Dataset items:
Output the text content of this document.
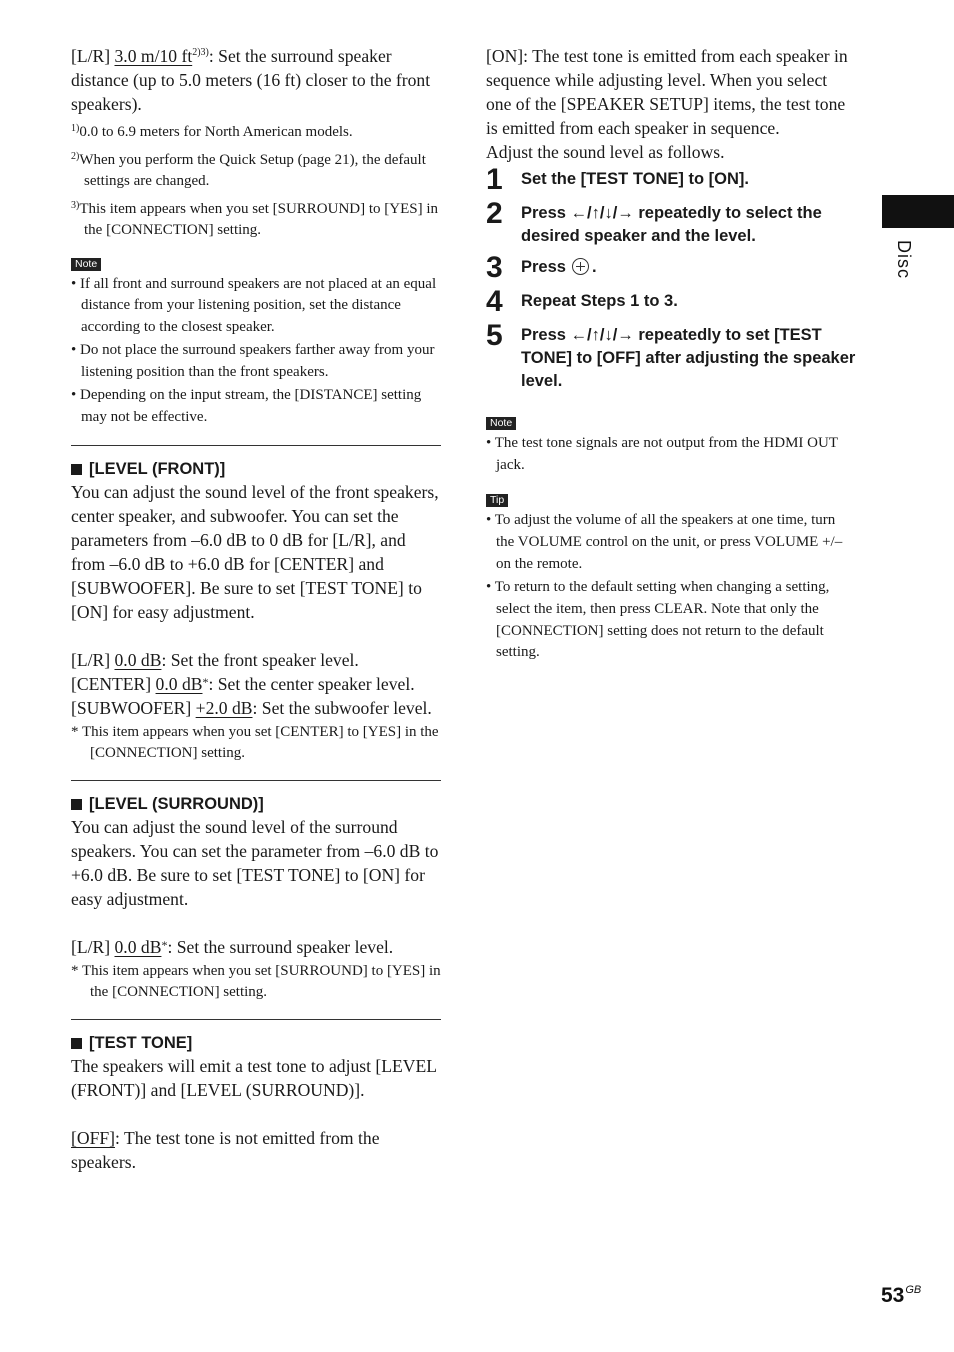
[L/R] 3.0 m/10 $ft^{2)3)}$: Set the surround speaker distance (up to 5.0 meters (16 ft) closer to the front speakers).

$^{1)}$0.0 to 6.9 meters for North American models.

$^{2)}$When you perform the Quick Setup (page 21), the default settings are changed.

$^{3)}$This item appears when you set [SURROUND] to [YES] in the [CONNECTION] setting.

Note
• If all front and surround speakers are not placed at an equal distance from your listening position, set the distance according to the closest speaker.
• Do not place the surround speakers farther away from your listening position than the front speakers.
• Depending on the input stream, the [DISTANCE] setting may not be effective.
[LEVEL (FRONT)]

You can adjust the sound level of the front speakers, center speaker, and subwoofer. You can set the parameters from –6.0 dB to 0 dB for [L/R], and from –6.0 dB to +6.0 dB for [CENTER] and [SUBWOOFER]. Be sure to set [TEST TONE] to [ON] for easy adjustment.

[L/R] 0.0 dB: Set the front speaker level.

[CENTER] 0.0 dB*: Set the center speaker level.

[SUBWOOFER] +2.0 dB: Set the subwoofer level.

* This item appears when you set [CENTER] to [YES] in the [CONNECTION] setting.

[LEVEL (SURROUND)]

You can adjust the sound level of the surround speakers. You can set the parameter from –6.0 dB to +6.0 dB. Be sure to set [TEST TONE] to [ON] for easy adjustment.

[L/R] 0.0 dB*: Set the surround speaker level.

* This item appears when you set [SURROUND] to [YES] in the [CONNECTION] setting.

[TEST TONE]

The speakers will emit a test tone to adjust [LEVEL (FRONT)] and [LEVEL (SURROUND)].

[OFF]: The test tone is not emitted from the speakers.

[ON]: The test tone is emitted from each speaker in sequence while adjusting level. When you select one of the [SPEAKER SETUP] items, the test tone is emitted from each speaker in sequence.

Adjust the sound level as follows.

1	Set the [TEST TONE] to [ON].
2	Press ←/↑/↓/→ repeatedly to select the desired speaker and the level.
3	Press .
4	Repeat Steps 1 to 3.
5	Press ←/↑/↓/→ repeatedly to set [TEST TONE] to [OFF] after adjusting the speaker level.
Note
• The test tone signals are not output from the HDMI OUT jack.
Tip
• To adjust the volume of all the speakers at one time, turn the VOLUME control on the unit, or press VOLUME +/– on the remote.
• To return to the default setting when changing a setting, select the item, then press CLEAR. Note that only the [CONNECTION] setting does not return to the default setting.
Disc
$53^{GB}$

# TO BE DONE
Reproduce the records above exactly, leaving out every picture they contain.

# RESULT OF THE TASK
Output the text content of this document.
[L/R] 3.0 m/10 $ft^{2)3)}$: Set the surround speaker distance (up to 5.0 meters (16 ft) closer to the front speakers).

$^{1)}$0.0 to 6.9 meters for North American models.

$^{2)}$When you perform the Quick Setup (page 21), the default settings are changed.

$^{3)}$This item appears when you set [SURROUND] to [YES] in the [CONNECTION] setting.

Note
• If all front and surround speakers are not placed at an equal distance from your listening position, set the distance according to the closest speaker.
• Do not place the surround speakers farther away from your listening position than the front speakers.
• Depending on the input stream, the [DISTANCE] setting may not be effective.
[LEVEL (FRONT)]

You can adjust the sound level of the front speakers, center speaker, and subwoofer. You can set the parameters from –6.0 dB to 0 dB for [L/R], and from –6.0 dB to +6.0 dB for [CENTER] and [SUBWOOFER]. Be sure to set [TEST TONE] to [ON] for easy adjustment.

[L/R] 0.0 dB: Set the front speaker level.

[CENTER] 0.0 dB*: Set the center speaker level.

[SUBWOOFER] +2.0 dB: Set the subwoofer level.

* This item appears when you set [CENTER] to [YES] in the [CONNECTION] setting.

[LEVEL (SURROUND)]

You can adjust the sound level of the surround speakers. You can set the parameter from –6.0 dB to +6.0 dB. Be sure to set [TEST TONE] to [ON] for easy adjustment.

[L/R] 0.0 dB*: Set the surround speaker level.

* This item appears when you set [SURROUND] to [YES] in the [CONNECTION] setting.

[TEST TONE]

The speakers will emit a test tone to adjust [LEVEL (FRONT)] and [LEVEL (SURROUND)].

[OFF]: The test tone is not emitted from the speakers.

[ON]: The test tone is emitted from each speaker in sequence while adjusting level. When you select one of the [SPEAKER SETUP] items, the test tone is emitted from each speaker in sequence.

Adjust the sound level as follows.

1	Set the [TEST TONE] to [ON].
2	Press ←/↑/↓/→ repeatedly to select the desired speaker and the level.
3	Press .
4	Repeat Steps 1 to 3.
5	Press ←/↑/↓/→ repeatedly to set [TEST TONE] to [OFF] after adjusting the speaker level.
Note
• The test tone signals are not output from the HDMI OUT jack.
Tip
• To adjust the volume of all the speakers at one time, turn the VOLUME control on the unit, or press VOLUME +/– on the remote.
• To return to the default setting when changing a setting, select the item, then press CLEAR. Note that only the [CONNECTION] setting does not return to the default setting.
Disc
$53^{GB}$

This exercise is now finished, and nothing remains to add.